● **Record set**:
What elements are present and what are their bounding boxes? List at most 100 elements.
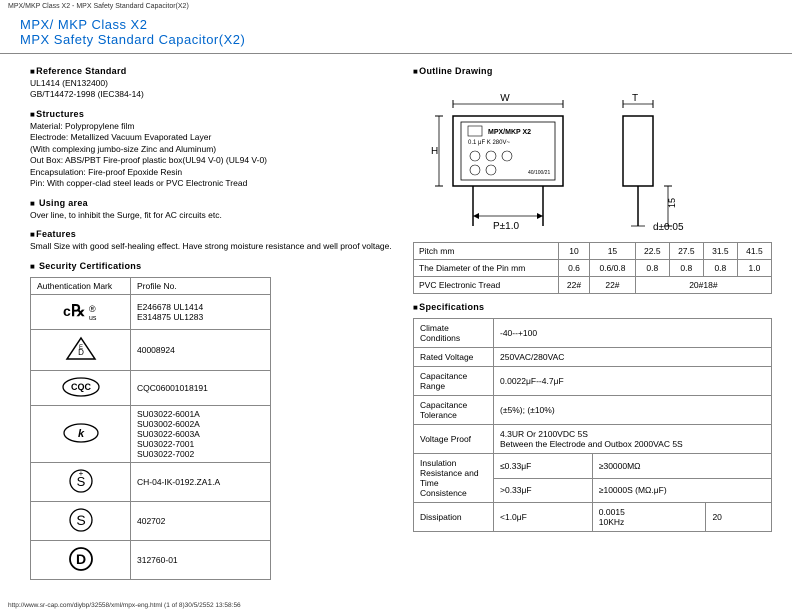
pitch-label: Pitch mm [414, 243, 559, 260]
cert-h1: Authentication Mark [31, 277, 131, 294]
svg-text:15: 15 [667, 198, 677, 208]
table-row: S + CH-04-IK-0192.ZA1.A [31, 462, 271, 501]
svg-text:d±0.05: d±0.05 [653, 222, 684, 233]
spec-label: Dissipation [414, 503, 494, 532]
table-row: c ℞ ® us E246678 UL1414 E314875 UL1283 [31, 294, 271, 329]
mark-s2-icon: S [31, 501, 131, 540]
ref-std-head: Reference Standard [30, 66, 395, 76]
page-header: MPX/MKP Class X2 - MPX Safety Standard C… [0, 0, 792, 13]
title-line-2: MPX Safety Standard Capacitor(X2) [20, 32, 772, 47]
spec-val: >0.33μF [494, 478, 593, 503]
ref-std-1: UL1414 (EN132400) [30, 78, 395, 89]
struct-5: Encapsulation: Fire-proof Epoxide Resin [30, 167, 395, 178]
pitch-val: 15 [590, 243, 636, 260]
spec-val: ≥10000S (MΩ.μF) [592, 478, 771, 503]
using-1: Over line, to inhibit the Surge, fit for… [30, 210, 395, 221]
pvc-val: 20#18# [635, 277, 771, 294]
mark-cqc-icon: CQC [31, 370, 131, 405]
ref-std-2: GB/T14472-1998 (IEC384-14) [30, 89, 395, 100]
svg-text:us: us [89, 315, 97, 322]
svg-text:E: E [78, 345, 82, 351]
spec-label: Rated Voltage [414, 348, 494, 367]
table-row: D E 40008924 [31, 329, 271, 370]
mark-s1-icon: S + [31, 462, 131, 501]
spec-val: <1.0μF [494, 503, 593, 532]
title-block: MPX/ MKP Class X2 MPX Safety Standard Ca… [0, 13, 792, 54]
spec-table: Climate Conditions -40--+100 Rated Volta… [413, 318, 772, 532]
svg-text:D: D [75, 551, 85, 567]
pitch-val: 10 [558, 243, 589, 260]
struct-3: (With complexing jumbo-size Zinc and Alu… [30, 144, 395, 155]
spec-label: Climate Conditions [414, 319, 494, 348]
features-1: Small Size with good self-healing effect… [30, 241, 395, 252]
security-head: Security Certifications [30, 261, 395, 271]
diam-val: 0.8 [703, 260, 737, 277]
cert-profile: 312760-01 [131, 540, 271, 579]
diam-val: 0.8 [635, 260, 669, 277]
left-column: Reference Standard UL1414 (EN132400) GB/… [30, 58, 395, 580]
svg-text:T: T [632, 93, 638, 104]
structures-head: Structures [30, 109, 395, 119]
svg-text:P±1.0: P±1.0 [493, 221, 519, 232]
svg-text:S: S [76, 512, 85, 528]
struct-6: Pin: With copper-clad steel leads or PVC… [30, 178, 395, 189]
struct-2: Electrode: Metallized Vacuum Evaporated … [30, 132, 395, 143]
svg-text:0.1 μF K 280V~: 0.1 μF K 280V~ [468, 140, 510, 146]
pitch-val: 41.5 [737, 243, 771, 260]
spec-val: (±5%); (±10%) [494, 396, 772, 425]
spec-label: Voltage Proof [414, 425, 494, 454]
struct-4: Out Box: ABS/PBT Fire-proof plastic box(… [30, 155, 395, 166]
pitch-val: 31.5 [703, 243, 737, 260]
svg-text:40/100/21: 40/100/21 [528, 170, 550, 176]
table-row: S 402702 [31, 501, 271, 540]
pvc-val: 22# [590, 277, 636, 294]
outline-head: Outline Drawing [413, 66, 772, 76]
table-row: CQC CQC06001018191 [31, 370, 271, 405]
table-row: k SU03022-6001A SU03002-6002A SU03022-60… [31, 405, 271, 462]
footer-url: http://www.sr-cap.com/diybp/32558/xml/mp… [8, 602, 241, 609]
diam-label: The Diameter of the Pin mm [414, 260, 559, 277]
svg-text:W: W [500, 93, 510, 104]
title-line-1: MPX/ MKP Class X2 [20, 17, 772, 32]
cert-profile: E246678 UL1414 E314875 UL1283 [131, 294, 271, 329]
svg-text:k: k [77, 428, 84, 440]
svg-text:MPX/MKP X2: MPX/MKP X2 [488, 129, 531, 136]
mark-kc-icon: k [31, 405, 131, 462]
using-head: Using area [30, 198, 395, 208]
diam-val: 1.0 [737, 260, 771, 277]
spec-val: 20 [706, 503, 772, 532]
spec-label: Insulation Resistance and Time Consisten… [414, 454, 494, 503]
cert-profile: 40008924 [131, 329, 271, 370]
svg-text:H: H [431, 146, 438, 157]
cert-profile: CQC06001018191 [131, 370, 271, 405]
spec-val: ≥30000MΩ [592, 454, 771, 479]
table-row: D 312760-01 [31, 540, 271, 579]
features-head: Features [30, 229, 395, 239]
pitch-val: 27.5 [669, 243, 703, 260]
mark-vde-icon: D E [31, 329, 131, 370]
diam-val: 0.6/0.8 [590, 260, 636, 277]
struct-1: Material: Polypropylene film [30, 121, 395, 132]
cert-h2: Profile No. [131, 277, 271, 294]
pitch-table: Pitch mm 10 15 22.5 27.5 31.5 41.5 The D… [413, 242, 772, 294]
svg-text:c: c [63, 303, 71, 319]
svg-text:℞: ℞ [71, 303, 85, 320]
svg-text:+: + [78, 469, 83, 478]
right-column: Outline Drawing MPX/MKP X2 0.1 μF K 280V… [413, 58, 772, 580]
spec-label: Capacitance Range [414, 367, 494, 396]
spec-val: 0.0015 10KHz [592, 503, 706, 532]
diam-val: 0.6 [558, 260, 589, 277]
outline-drawing: MPX/MKP X2 0.1 μF K 280V~ 40/100/21 W [413, 86, 772, 236]
cert-profile: CH-04-IK-0192.ZA1.A [131, 462, 271, 501]
mark-d-icon: D [31, 540, 131, 579]
diam-val: 0.8 [669, 260, 703, 277]
spec-label: Capacitance Tolerance [414, 396, 494, 425]
cert-table: Authentication Mark Profile No. c ℞ ® us… [30, 277, 271, 580]
svg-text:CQC: CQC [71, 382, 92, 392]
spec-val: -40--+100 [494, 319, 772, 348]
pvc-val: 22# [558, 277, 589, 294]
spec-val: ≤0.33μF [494, 454, 593, 479]
spec-val: 4.3UR Or 2100VDC 5S Between the Electrod… [494, 425, 772, 454]
mark-ul-icon: c ℞ ® us [31, 294, 131, 329]
spec-val: 250VAC/280VAC [494, 348, 772, 367]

● **Goal**: Format the lines from the one containing "pitch-label: Pitch mm [414, 243, 559, 260]" through the one containing "ref-std-head: Reference Standard" as a Markdown table with the columns No. and Line, giving each line its row number and skipping any blank lines.

● **Task answer**:
| No. | Line |
|---|---|
| 1 | pitch-label: Pitch mm [414, 243, 559, 260] |
| 2 | cert-h1: Authentication Mark [31, 277, 131, 294] |
| 3 | svg-text:15: 15 [667, 198, 677, 208] |
| 4 | table-row: S + CH-04-IK-0192.ZA1.A [31, 462, 271, 501] |
| 5 | svg-text:d±0.05: d±0.05 [653, 222, 684, 233] |
| 6 | spec-label: Dissipation [414, 503, 494, 532] |
| 7 | table-row: c ℞ ® us E246678 UL1414 E314875 UL1283 [31, 294, 271, 329] |
| 8 | mark-s2-icon: S [31, 501, 131, 540] |
| 9 | ref-std-head: Reference Standard [30, 66, 395, 76] |